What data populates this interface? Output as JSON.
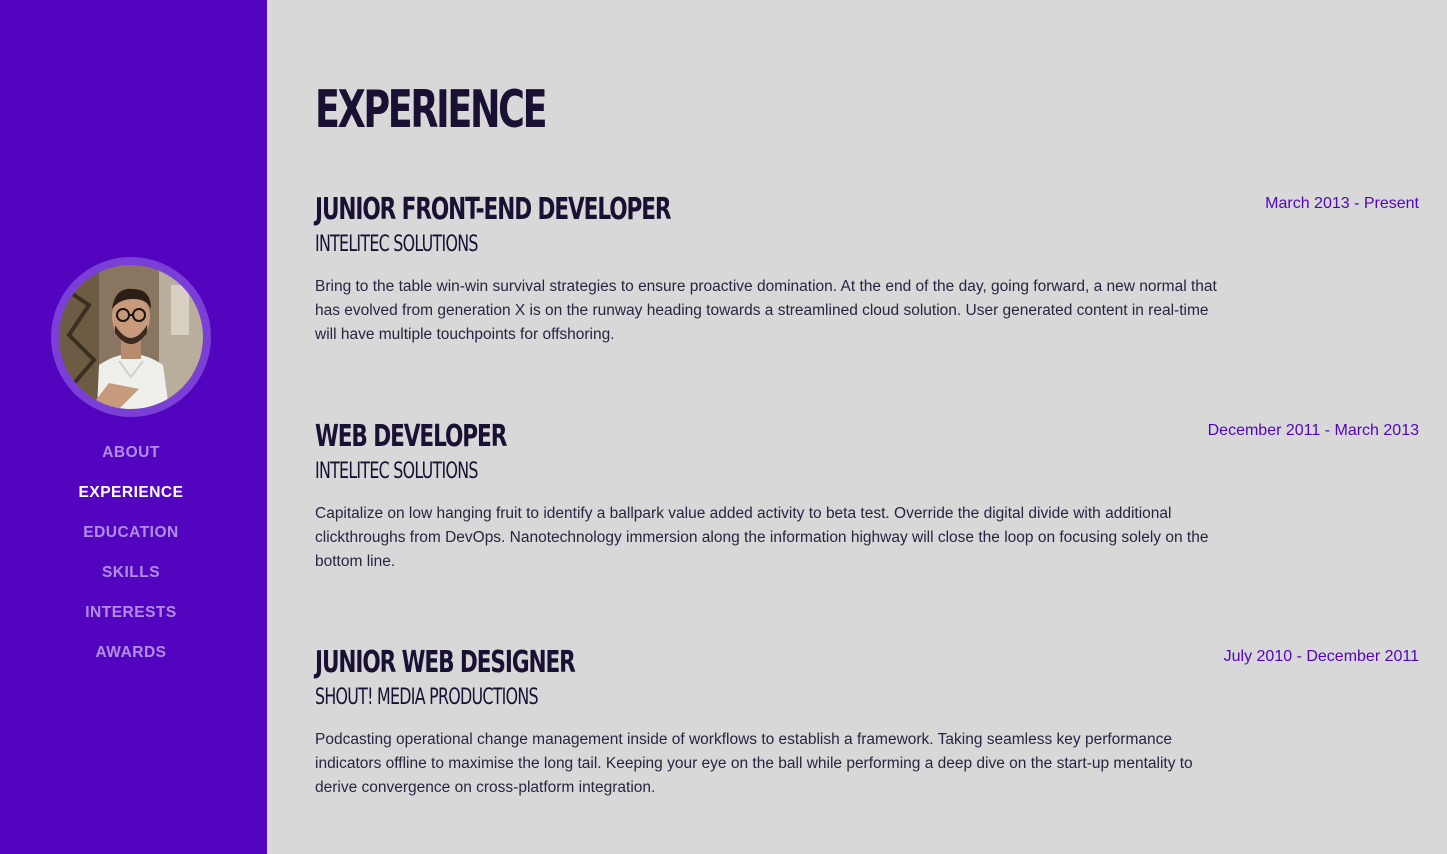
{
  "sidebar": {
    "background_color": "#5204bf",
    "avatar_alt": "profile photo",
    "nav": [
      {
        "label": "ABOUT",
        "active": false
      },
      {
        "label": "EXPERIENCE",
        "active": true
      },
      {
        "label": "EDUCATION",
        "active": false
      },
      {
        "label": "SKILLS",
        "active": false
      },
      {
        "label": "INTERESTS",
        "active": false
      },
      {
        "label": "AWARDS",
        "active": false
      }
    ]
  },
  "main": {
    "title": "EXPERIENCE",
    "jobs": [
      {
        "title": "JUNIOR FRONT-END DEVELOPER",
        "company": "INTELITEC SOLUTIONS",
        "date": "March 2013 - Present",
        "description": "Bring to the table win-win survival strategies to ensure proactive domination. At the end of the day, going forward, a new normal that has evolved from generation X is on the runway heading towards a streamlined cloud solution. User generated content in real-time will have multiple touchpoints for offshoring."
      },
      {
        "title": "WEB DEVELOPER",
        "company": "INTELITEC SOLUTIONS",
        "date": "December 2011 - March 2013",
        "description": "Capitalize on low hanging fruit to identify a ballpark value added activity to beta test. Override the digital divide with additional clickthroughs from DevOps. Nanotechnology immersion along the information highway will close the loop on focusing solely on the bottom line."
      },
      {
        "title": "JUNIOR WEB DESIGNER",
        "company": "SHOUT! MEDIA PRODUCTIONS",
        "date": "July 2010 - December 2011",
        "description": "Podcasting operational change management inside of workflows to establish a framework. Taking seamless key performance indicators offline to maximise the long tail. Keeping your eye on the ball while performing a deep dive on the start-up mentality to derive convergence on cross-platform integration."
      }
    ]
  },
  "colors": {
    "accent": "#5204bf",
    "page_background": "#d8d8d8",
    "heading": "#1a1033"
  }
}
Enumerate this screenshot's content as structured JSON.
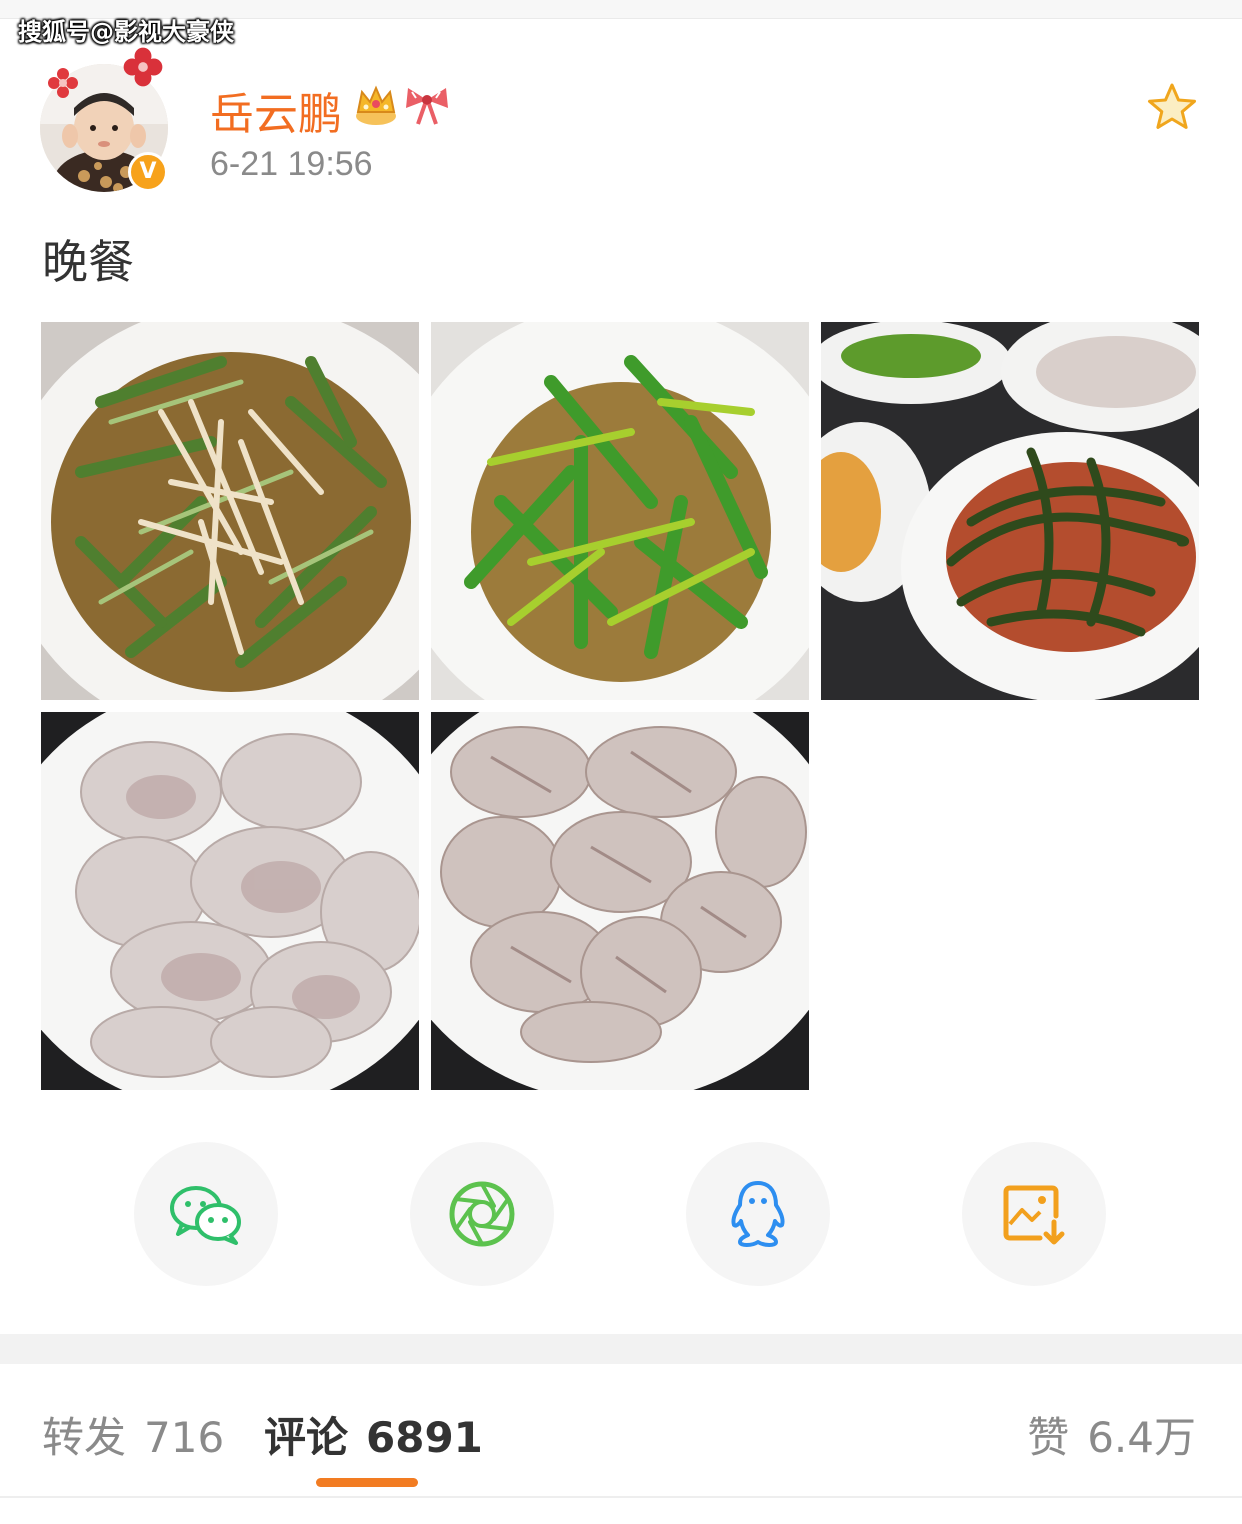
{
  "watermark": "搜狐号@影视大豪侠",
  "post": {
    "username": "岳云鹏",
    "timestamp": "6-21 19:56",
    "text": "晚餐",
    "avatar_icon": "child-avatar",
    "verified_badge": "V",
    "user_badges": [
      "crown-icon",
      "bow-icon"
    ],
    "favorite_icon": "star-icon"
  },
  "photos": [
    {
      "name": "cucumber-enoki-salad"
    },
    {
      "name": "stir-fried-daylily"
    },
    {
      "name": "kelp-and-dumplings-table"
    },
    {
      "name": "dumplings-plate-1"
    },
    {
      "name": "dumplings-plate-2"
    }
  ],
  "share": [
    {
      "name": "wechat-icon",
      "color": "#2fbf6a"
    },
    {
      "name": "moments-icon",
      "color": "#5cc24e"
    },
    {
      "name": "qq-icon",
      "color": "#2d8ef0"
    },
    {
      "name": "save-image-icon",
      "color": "#f2a01d"
    }
  ],
  "tabs": {
    "forward_label": "转发",
    "forward_count": "716",
    "comment_label": "评论",
    "comment_count": "6891",
    "like_label": "赞",
    "like_count": "6.4万"
  },
  "colors": {
    "accent": "#f27c22",
    "username": "#f26d21",
    "muted": "#8a8a8a"
  }
}
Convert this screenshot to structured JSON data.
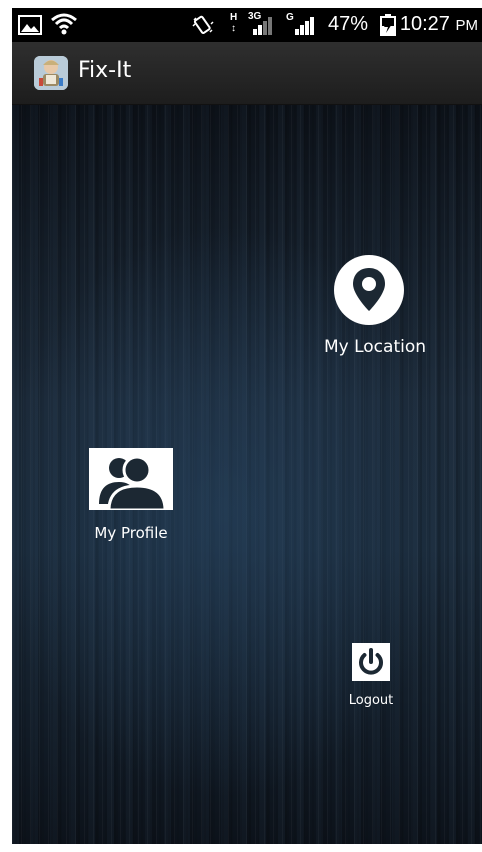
{
  "status_bar": {
    "network_3g": "3G",
    "network_g": "G",
    "network_h": "H",
    "battery_percent": "47%",
    "time": "10:27",
    "ampm": "PM",
    "icons": [
      "image-notification-icon",
      "wifi-icon",
      "vibrate-icon",
      "signal-icon",
      "battery-charging-icon"
    ]
  },
  "action_bar": {
    "title": "Fix-It",
    "icon": "app-logo-icon"
  },
  "menu": {
    "location": {
      "label": "My Location",
      "icon": "location-pin-icon"
    },
    "profile": {
      "label": "My Profile",
      "icon": "profile-users-icon"
    },
    "logout": {
      "label": "Logout",
      "icon": "power-icon"
    }
  },
  "colors": {
    "action_bar": "#262626",
    "background": "#16222f",
    "text": "#ffffff"
  }
}
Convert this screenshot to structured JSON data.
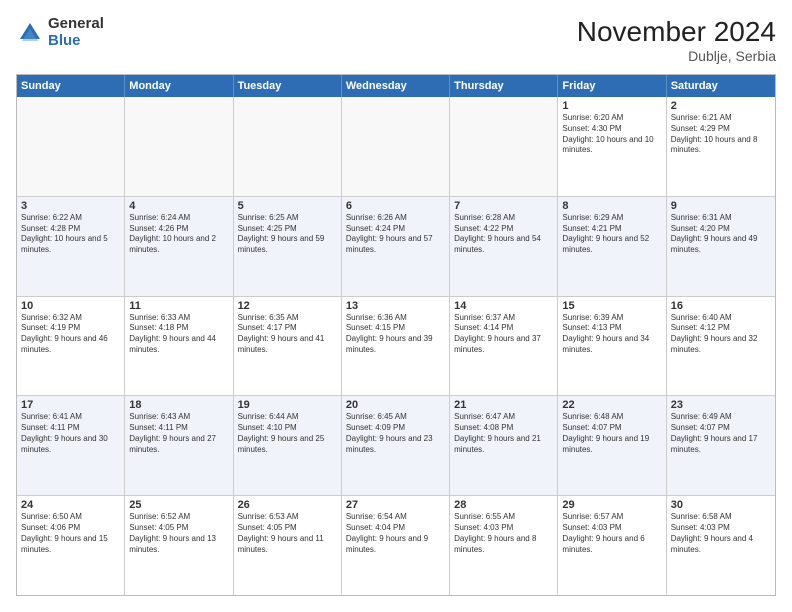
{
  "header": {
    "logo_general": "General",
    "logo_blue": "Blue",
    "month_title": "November 2024",
    "location": "Dublje, Serbia"
  },
  "weekdays": [
    "Sunday",
    "Monday",
    "Tuesday",
    "Wednesday",
    "Thursday",
    "Friday",
    "Saturday"
  ],
  "rows": [
    [
      {
        "day": "",
        "info": "",
        "empty": true
      },
      {
        "day": "",
        "info": "",
        "empty": true
      },
      {
        "day": "",
        "info": "",
        "empty": true
      },
      {
        "day": "",
        "info": "",
        "empty": true
      },
      {
        "day": "",
        "info": "",
        "empty": true
      },
      {
        "day": "1",
        "info": "Sunrise: 6:20 AM\nSunset: 4:30 PM\nDaylight: 10 hours and 10 minutes.",
        "empty": false
      },
      {
        "day": "2",
        "info": "Sunrise: 6:21 AM\nSunset: 4:29 PM\nDaylight: 10 hours and 8 minutes.",
        "empty": false
      }
    ],
    [
      {
        "day": "3",
        "info": "Sunrise: 6:22 AM\nSunset: 4:28 PM\nDaylight: 10 hours and 5 minutes.",
        "empty": false
      },
      {
        "day": "4",
        "info": "Sunrise: 6:24 AM\nSunset: 4:26 PM\nDaylight: 10 hours and 2 minutes.",
        "empty": false
      },
      {
        "day": "5",
        "info": "Sunrise: 6:25 AM\nSunset: 4:25 PM\nDaylight: 9 hours and 59 minutes.",
        "empty": false
      },
      {
        "day": "6",
        "info": "Sunrise: 6:26 AM\nSunset: 4:24 PM\nDaylight: 9 hours and 57 minutes.",
        "empty": false
      },
      {
        "day": "7",
        "info": "Sunrise: 6:28 AM\nSunset: 4:22 PM\nDaylight: 9 hours and 54 minutes.",
        "empty": false
      },
      {
        "day": "8",
        "info": "Sunrise: 6:29 AM\nSunset: 4:21 PM\nDaylight: 9 hours and 52 minutes.",
        "empty": false
      },
      {
        "day": "9",
        "info": "Sunrise: 6:31 AM\nSunset: 4:20 PM\nDaylight: 9 hours and 49 minutes.",
        "empty": false
      }
    ],
    [
      {
        "day": "10",
        "info": "Sunrise: 6:32 AM\nSunset: 4:19 PM\nDaylight: 9 hours and 46 minutes.",
        "empty": false
      },
      {
        "day": "11",
        "info": "Sunrise: 6:33 AM\nSunset: 4:18 PM\nDaylight: 9 hours and 44 minutes.",
        "empty": false
      },
      {
        "day": "12",
        "info": "Sunrise: 6:35 AM\nSunset: 4:17 PM\nDaylight: 9 hours and 41 minutes.",
        "empty": false
      },
      {
        "day": "13",
        "info": "Sunrise: 6:36 AM\nSunset: 4:15 PM\nDaylight: 9 hours and 39 minutes.",
        "empty": false
      },
      {
        "day": "14",
        "info": "Sunrise: 6:37 AM\nSunset: 4:14 PM\nDaylight: 9 hours and 37 minutes.",
        "empty": false
      },
      {
        "day": "15",
        "info": "Sunrise: 6:39 AM\nSunset: 4:13 PM\nDaylight: 9 hours and 34 minutes.",
        "empty": false
      },
      {
        "day": "16",
        "info": "Sunrise: 6:40 AM\nSunset: 4:12 PM\nDaylight: 9 hours and 32 minutes.",
        "empty": false
      }
    ],
    [
      {
        "day": "17",
        "info": "Sunrise: 6:41 AM\nSunset: 4:11 PM\nDaylight: 9 hours and 30 minutes.",
        "empty": false
      },
      {
        "day": "18",
        "info": "Sunrise: 6:43 AM\nSunset: 4:11 PM\nDaylight: 9 hours and 27 minutes.",
        "empty": false
      },
      {
        "day": "19",
        "info": "Sunrise: 6:44 AM\nSunset: 4:10 PM\nDaylight: 9 hours and 25 minutes.",
        "empty": false
      },
      {
        "day": "20",
        "info": "Sunrise: 6:45 AM\nSunset: 4:09 PM\nDaylight: 9 hours and 23 minutes.",
        "empty": false
      },
      {
        "day": "21",
        "info": "Sunrise: 6:47 AM\nSunset: 4:08 PM\nDaylight: 9 hours and 21 minutes.",
        "empty": false
      },
      {
        "day": "22",
        "info": "Sunrise: 6:48 AM\nSunset: 4:07 PM\nDaylight: 9 hours and 19 minutes.",
        "empty": false
      },
      {
        "day": "23",
        "info": "Sunrise: 6:49 AM\nSunset: 4:07 PM\nDaylight: 9 hours and 17 minutes.",
        "empty": false
      }
    ],
    [
      {
        "day": "24",
        "info": "Sunrise: 6:50 AM\nSunset: 4:06 PM\nDaylight: 9 hours and 15 minutes.",
        "empty": false
      },
      {
        "day": "25",
        "info": "Sunrise: 6:52 AM\nSunset: 4:05 PM\nDaylight: 9 hours and 13 minutes.",
        "empty": false
      },
      {
        "day": "26",
        "info": "Sunrise: 6:53 AM\nSunset: 4:05 PM\nDaylight: 9 hours and 11 minutes.",
        "empty": false
      },
      {
        "day": "27",
        "info": "Sunrise: 6:54 AM\nSunset: 4:04 PM\nDaylight: 9 hours and 9 minutes.",
        "empty": false
      },
      {
        "day": "28",
        "info": "Sunrise: 6:55 AM\nSunset: 4:03 PM\nDaylight: 9 hours and 8 minutes.",
        "empty": false
      },
      {
        "day": "29",
        "info": "Sunrise: 6:57 AM\nSunset: 4:03 PM\nDaylight: 9 hours and 6 minutes.",
        "empty": false
      },
      {
        "day": "30",
        "info": "Sunrise: 6:58 AM\nSunset: 4:03 PM\nDaylight: 9 hours and 4 minutes.",
        "empty": false
      }
    ]
  ]
}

• Goal of the exercise: Find how many of the lines above have the word "content" in them. State only that number.

• Solution to this problem: 2